** Begin **
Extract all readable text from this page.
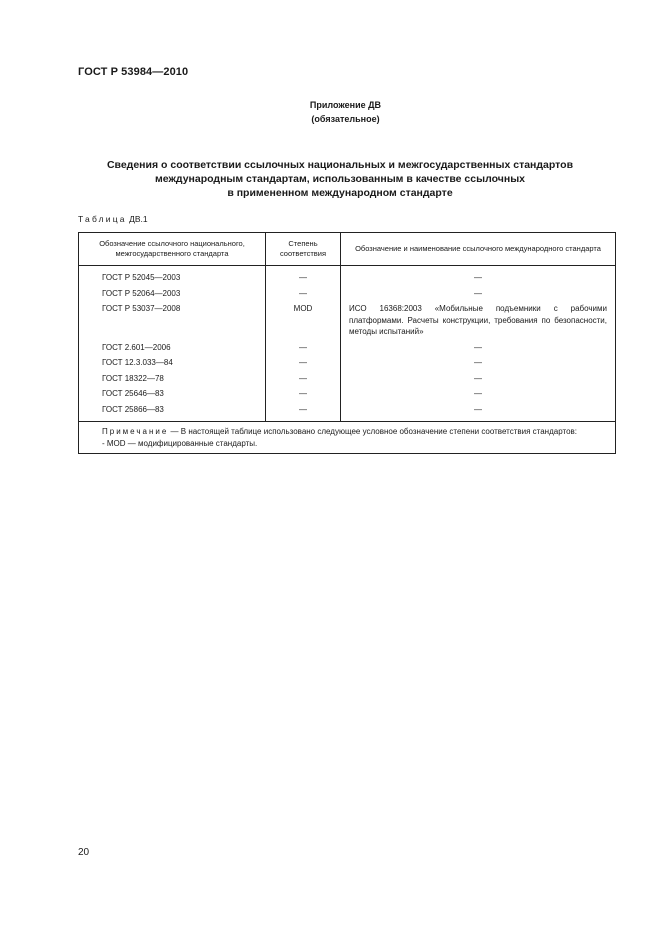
ГОСТ Р 53984—2010
Приложение ДВ
(обязательное)
Сведения о соответствии ссылочных национальных и межгосударственных стандартов
международным стандартам, использованным в качестве ссылочных
в примененном международном стандарте
Таблица ДВ.1
Обозначение ссылочного национального, межгосударственного стандарта	Степень соответствия	Обозначение и наименование ссылочного международного стандарта
ГОСТ Р 52045—2003	—	—
ГОСТ Р 52064—2003	—	—
ГОСТ Р 53037—2008	MOD	ИСО 16368:2003 «Мобильные подъемники с рабочими платформами. Расчеты конструкции, требования по безопасности, методы испытаний»
ГОСТ 2.601—2006	—	—
ГОСТ 12.3.033—84	—	—
ГОСТ 18322—78	—	—
ГОСТ 25646—83	—	—
ГОСТ 25866—83	—	—

Примечание — В настоящей таблице использовано следующее условное обозначение степени соответствия стандартов:
- MOD — модифицированные стандарты.		
20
** End **
### WRITTEN TASK
Repeat all the records above exactly, leaving out any pictures.

### THE RESPONSE
Extract all readable text from this page.
ГОСТ Р 53984—2010
Приложение ДВ
(обязательное)
Сведения о соответствии ссылочных национальных и межгосударственных стандартов
международным стандартам, использованным в качестве ссылочных
в примененном международном стандарте
Таблица ДВ.1
Обозначение ссылочного национального, межгосударственного стандарта	Степень соответствия	Обозначение и наименование ссылочного международного стандарта
ГОСТ Р 52045—2003	—	—
ГОСТ Р 52064—2003	—	—
ГОСТ Р 53037—2008	MOD	ИСО 16368:2003 «Мобильные подъемники с рабочими платформами. Расчеты конструкции, требования по безопасности, методы испытаний»
ГОСТ 2.601—2006	—	—
ГОСТ 12.3.033—84	—	—
ГОСТ 18322—78	—	—
ГОСТ 25646—83	—	—
ГОСТ 25866—83	—	—

Примечание — В настоящей таблице использовано следующее условное обозначение степени соответствия стандартов:
- MOD — модифицированные стандарты.		
20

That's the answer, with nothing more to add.